Saved entries
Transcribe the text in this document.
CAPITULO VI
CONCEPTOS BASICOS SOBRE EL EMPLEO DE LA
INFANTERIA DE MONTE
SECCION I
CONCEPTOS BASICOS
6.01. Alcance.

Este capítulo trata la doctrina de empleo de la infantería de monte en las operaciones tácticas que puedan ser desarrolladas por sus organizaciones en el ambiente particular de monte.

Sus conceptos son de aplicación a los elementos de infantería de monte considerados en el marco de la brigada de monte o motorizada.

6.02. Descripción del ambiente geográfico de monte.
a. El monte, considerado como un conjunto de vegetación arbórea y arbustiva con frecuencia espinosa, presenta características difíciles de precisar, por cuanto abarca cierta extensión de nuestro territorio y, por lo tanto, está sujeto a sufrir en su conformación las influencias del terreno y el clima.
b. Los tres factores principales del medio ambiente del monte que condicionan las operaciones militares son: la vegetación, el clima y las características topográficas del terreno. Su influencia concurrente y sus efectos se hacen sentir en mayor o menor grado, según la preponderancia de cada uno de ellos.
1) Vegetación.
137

*Instructions for the task*. Reproduce the records in full, exactly as written.

*Full solution*.
Transcribe the text in this document.
CAPITULO VI
CONCEPTOS BASICOS SOBRE EL EMPLEO DE LA
INFANTERIA DE MONTE
SECCION I
CONCEPTOS BASICOS
6.01. Alcance.

Este capítulo trata la doctrina de empleo de la infantería de monte en las operaciones tácticas que puedan ser desarrolladas por sus organizaciones en el ambiente particular de monte.

Sus conceptos son de aplicación a los elementos de infantería de monte considerados en el marco de la brigada de monte o motorizada.

6.02. Descripción del ambiente geográfico de monte.
a. El monte, considerado como un conjunto de vegetación arbórea y arbustiva con frecuencia espinosa, presenta características difíciles de precisar, por cuanto abarca cierta extensión de nuestro territorio y, por lo tanto, está sujeto a sufrir en su conformación las influencias del terreno y el clima.
b. Los tres factores principales del medio ambiente del monte que condicionan las operaciones militares son: la vegetación, el clima y las características topográficas del terreno. Su influencia concurrente y sus efectos se hacen sentir en mayor o menor grado, según la preponderancia de cada uno de ellos.
1) Vegetación.
137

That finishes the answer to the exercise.